## BEGIN
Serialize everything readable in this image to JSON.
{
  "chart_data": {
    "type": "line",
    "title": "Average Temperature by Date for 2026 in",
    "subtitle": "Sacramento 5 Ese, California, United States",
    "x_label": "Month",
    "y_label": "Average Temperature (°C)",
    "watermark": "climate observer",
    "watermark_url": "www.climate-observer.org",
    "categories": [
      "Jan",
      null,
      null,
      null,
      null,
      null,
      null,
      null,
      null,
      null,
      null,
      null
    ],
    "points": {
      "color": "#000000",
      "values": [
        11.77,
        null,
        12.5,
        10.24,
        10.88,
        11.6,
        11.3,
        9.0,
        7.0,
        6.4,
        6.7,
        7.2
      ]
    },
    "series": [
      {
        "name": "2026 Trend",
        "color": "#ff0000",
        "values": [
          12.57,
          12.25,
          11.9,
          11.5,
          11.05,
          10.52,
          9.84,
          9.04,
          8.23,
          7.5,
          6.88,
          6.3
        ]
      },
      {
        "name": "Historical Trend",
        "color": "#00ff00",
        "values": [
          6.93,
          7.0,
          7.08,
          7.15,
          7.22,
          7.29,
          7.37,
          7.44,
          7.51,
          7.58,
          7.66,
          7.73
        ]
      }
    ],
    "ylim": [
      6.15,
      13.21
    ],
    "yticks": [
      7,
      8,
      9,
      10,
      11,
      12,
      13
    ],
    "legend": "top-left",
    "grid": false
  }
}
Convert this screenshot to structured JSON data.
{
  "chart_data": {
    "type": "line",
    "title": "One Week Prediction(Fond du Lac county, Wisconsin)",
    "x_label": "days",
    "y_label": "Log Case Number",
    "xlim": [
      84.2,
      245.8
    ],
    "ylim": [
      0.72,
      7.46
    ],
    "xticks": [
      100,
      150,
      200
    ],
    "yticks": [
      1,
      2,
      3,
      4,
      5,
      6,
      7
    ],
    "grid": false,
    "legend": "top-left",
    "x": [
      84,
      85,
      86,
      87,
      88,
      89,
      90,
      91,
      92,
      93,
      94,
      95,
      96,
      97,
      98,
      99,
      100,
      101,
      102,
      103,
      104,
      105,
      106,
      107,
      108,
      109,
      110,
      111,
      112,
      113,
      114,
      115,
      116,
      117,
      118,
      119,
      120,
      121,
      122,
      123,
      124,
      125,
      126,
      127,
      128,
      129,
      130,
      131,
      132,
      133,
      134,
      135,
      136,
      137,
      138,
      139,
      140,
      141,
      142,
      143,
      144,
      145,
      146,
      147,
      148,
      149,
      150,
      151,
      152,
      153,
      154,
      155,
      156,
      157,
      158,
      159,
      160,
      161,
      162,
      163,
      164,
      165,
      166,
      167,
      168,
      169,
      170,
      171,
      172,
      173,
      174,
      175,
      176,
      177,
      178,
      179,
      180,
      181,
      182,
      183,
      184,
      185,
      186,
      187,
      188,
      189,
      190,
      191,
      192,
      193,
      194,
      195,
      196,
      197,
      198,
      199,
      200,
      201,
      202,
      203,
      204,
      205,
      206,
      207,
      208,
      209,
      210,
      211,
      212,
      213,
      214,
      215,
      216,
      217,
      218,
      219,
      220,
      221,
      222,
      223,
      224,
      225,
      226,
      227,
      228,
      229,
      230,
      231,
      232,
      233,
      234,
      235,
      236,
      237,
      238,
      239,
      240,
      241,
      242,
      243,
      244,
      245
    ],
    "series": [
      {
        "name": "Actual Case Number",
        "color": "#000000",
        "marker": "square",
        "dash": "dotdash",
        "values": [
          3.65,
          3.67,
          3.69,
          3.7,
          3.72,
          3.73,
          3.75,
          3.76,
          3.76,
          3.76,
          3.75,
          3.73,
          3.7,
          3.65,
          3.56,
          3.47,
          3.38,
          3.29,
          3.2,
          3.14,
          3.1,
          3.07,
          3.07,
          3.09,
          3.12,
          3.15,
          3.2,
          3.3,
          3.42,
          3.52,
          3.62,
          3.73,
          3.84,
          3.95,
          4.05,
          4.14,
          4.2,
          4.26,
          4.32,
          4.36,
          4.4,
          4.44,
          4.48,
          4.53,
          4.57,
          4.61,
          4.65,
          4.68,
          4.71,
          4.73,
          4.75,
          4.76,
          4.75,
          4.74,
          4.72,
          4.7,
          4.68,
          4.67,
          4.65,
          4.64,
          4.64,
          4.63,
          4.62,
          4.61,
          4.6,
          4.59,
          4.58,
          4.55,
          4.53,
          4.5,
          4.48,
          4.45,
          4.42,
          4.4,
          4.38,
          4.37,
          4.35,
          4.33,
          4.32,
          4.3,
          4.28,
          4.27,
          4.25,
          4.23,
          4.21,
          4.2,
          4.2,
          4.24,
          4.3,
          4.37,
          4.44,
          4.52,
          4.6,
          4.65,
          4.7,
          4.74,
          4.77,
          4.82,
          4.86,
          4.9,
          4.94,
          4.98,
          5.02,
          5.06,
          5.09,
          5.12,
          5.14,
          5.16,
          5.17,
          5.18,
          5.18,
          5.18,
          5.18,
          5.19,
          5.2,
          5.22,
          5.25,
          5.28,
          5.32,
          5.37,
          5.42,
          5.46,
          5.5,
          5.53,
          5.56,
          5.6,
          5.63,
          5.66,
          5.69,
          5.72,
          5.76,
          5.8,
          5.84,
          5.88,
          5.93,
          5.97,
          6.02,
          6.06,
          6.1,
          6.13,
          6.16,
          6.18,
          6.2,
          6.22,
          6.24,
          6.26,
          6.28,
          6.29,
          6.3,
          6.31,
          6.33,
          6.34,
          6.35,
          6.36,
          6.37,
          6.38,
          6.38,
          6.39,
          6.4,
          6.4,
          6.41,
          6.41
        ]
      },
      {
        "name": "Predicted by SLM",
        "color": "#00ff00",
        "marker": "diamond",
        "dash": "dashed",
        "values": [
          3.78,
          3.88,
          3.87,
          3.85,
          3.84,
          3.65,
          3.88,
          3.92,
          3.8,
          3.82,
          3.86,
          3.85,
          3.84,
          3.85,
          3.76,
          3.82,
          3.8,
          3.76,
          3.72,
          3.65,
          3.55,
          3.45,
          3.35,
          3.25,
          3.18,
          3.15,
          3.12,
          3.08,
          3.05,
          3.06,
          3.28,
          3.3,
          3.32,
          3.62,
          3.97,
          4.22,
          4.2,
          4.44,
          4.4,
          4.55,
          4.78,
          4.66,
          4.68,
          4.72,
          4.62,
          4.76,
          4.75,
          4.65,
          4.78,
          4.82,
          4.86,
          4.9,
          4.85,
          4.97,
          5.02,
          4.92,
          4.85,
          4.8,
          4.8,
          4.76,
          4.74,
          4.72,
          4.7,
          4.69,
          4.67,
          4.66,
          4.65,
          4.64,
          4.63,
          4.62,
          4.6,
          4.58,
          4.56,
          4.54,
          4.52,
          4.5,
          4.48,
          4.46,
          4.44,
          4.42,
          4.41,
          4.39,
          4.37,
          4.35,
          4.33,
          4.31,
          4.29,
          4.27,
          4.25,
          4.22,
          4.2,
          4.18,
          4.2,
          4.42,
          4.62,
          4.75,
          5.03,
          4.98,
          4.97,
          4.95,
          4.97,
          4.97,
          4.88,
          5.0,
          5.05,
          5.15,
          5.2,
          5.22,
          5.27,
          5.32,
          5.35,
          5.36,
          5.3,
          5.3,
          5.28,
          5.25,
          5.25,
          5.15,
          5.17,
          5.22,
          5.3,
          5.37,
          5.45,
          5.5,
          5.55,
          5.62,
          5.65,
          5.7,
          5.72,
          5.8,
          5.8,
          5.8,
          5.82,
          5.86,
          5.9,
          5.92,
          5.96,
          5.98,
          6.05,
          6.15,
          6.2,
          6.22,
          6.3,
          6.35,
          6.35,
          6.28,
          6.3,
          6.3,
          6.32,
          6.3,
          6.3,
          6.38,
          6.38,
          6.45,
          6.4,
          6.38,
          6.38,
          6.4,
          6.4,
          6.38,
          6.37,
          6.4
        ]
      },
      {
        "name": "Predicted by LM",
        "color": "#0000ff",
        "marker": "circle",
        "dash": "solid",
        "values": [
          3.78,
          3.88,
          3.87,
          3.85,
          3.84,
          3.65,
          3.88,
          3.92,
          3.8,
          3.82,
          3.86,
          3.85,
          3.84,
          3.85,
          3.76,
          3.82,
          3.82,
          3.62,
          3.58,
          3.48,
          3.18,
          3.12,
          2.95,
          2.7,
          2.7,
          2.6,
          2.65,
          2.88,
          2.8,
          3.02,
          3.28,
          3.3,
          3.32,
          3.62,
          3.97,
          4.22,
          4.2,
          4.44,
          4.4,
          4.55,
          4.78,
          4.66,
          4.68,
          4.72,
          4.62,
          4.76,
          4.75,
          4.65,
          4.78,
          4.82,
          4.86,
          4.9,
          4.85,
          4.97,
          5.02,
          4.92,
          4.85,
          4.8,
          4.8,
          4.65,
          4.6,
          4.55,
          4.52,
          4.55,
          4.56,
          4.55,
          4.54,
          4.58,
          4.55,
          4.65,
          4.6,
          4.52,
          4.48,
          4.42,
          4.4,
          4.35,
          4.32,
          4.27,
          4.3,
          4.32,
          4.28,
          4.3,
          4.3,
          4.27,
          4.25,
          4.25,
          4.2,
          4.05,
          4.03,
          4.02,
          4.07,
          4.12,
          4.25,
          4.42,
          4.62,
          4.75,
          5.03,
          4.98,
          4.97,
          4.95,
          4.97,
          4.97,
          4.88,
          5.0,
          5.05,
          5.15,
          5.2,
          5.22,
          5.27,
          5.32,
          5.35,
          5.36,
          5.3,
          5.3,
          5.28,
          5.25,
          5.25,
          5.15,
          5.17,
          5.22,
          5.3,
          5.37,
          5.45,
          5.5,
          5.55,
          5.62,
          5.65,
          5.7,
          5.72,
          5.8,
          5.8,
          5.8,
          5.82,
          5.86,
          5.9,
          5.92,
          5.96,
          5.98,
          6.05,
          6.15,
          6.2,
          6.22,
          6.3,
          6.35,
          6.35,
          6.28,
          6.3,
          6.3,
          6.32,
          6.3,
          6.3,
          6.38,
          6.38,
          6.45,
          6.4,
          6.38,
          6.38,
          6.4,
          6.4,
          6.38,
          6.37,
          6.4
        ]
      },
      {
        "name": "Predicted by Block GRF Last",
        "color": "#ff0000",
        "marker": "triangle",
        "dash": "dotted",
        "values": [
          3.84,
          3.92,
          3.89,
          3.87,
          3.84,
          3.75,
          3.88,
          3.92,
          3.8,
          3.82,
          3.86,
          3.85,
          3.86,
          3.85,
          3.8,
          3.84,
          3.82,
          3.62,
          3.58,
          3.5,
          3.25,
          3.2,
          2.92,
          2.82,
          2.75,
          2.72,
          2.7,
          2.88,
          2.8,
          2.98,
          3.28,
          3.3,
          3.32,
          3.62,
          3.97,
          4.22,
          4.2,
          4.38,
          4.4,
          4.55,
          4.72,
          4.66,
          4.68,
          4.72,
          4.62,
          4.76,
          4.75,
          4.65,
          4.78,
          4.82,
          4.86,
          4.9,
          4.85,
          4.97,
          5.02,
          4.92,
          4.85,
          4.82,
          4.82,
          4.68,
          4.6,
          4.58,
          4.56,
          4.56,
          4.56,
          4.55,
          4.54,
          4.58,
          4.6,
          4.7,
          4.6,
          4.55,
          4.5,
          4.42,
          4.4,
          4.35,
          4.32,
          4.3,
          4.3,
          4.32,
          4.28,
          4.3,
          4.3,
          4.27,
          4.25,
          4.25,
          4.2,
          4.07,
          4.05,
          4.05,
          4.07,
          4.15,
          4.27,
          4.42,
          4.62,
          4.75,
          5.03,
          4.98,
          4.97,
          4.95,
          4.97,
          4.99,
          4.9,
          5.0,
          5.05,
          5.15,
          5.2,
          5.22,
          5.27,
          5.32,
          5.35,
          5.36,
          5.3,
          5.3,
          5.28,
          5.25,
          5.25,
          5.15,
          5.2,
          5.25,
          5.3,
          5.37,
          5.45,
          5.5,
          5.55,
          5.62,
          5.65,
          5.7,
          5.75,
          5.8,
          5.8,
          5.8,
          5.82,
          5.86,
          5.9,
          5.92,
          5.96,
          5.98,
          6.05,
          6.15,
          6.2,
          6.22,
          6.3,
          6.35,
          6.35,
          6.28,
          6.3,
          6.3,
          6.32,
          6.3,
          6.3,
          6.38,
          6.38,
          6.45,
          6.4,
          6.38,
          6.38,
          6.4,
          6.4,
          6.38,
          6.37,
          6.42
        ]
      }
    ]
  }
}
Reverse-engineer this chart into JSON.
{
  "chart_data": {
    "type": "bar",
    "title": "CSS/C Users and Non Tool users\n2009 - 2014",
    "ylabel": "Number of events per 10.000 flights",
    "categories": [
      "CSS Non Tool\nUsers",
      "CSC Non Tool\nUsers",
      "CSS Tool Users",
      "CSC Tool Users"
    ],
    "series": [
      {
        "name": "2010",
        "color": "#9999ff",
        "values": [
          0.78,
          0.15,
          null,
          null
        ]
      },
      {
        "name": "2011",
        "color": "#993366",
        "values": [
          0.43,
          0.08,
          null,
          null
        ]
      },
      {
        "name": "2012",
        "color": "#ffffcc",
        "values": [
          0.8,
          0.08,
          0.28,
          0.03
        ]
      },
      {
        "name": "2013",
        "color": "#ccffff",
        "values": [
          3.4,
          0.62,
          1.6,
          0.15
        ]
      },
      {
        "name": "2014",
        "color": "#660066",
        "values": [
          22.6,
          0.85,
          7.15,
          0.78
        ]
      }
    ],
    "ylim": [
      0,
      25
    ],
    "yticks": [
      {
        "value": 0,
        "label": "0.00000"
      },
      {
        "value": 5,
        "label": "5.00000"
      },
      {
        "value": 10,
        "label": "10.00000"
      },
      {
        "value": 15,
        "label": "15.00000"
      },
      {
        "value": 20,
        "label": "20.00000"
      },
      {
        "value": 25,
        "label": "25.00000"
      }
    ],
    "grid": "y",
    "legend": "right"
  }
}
## END
- _Exercise prompt_
Filter the records above and return every line that holds the word "color".

- _Solution to this exercise_
      "color": "#000000",
        "color": "#ff0000",
        "color": "#00ff00",
        "color": "#000000",
        "color": "#00ff00",
        "color": "#0000ff",
        "color": "#ff0000",
        "color": "#9999ff",
        "color": "#993366",
        "color": "#ffffcc",
        "color": "#ccffff",
        "color": "#660066",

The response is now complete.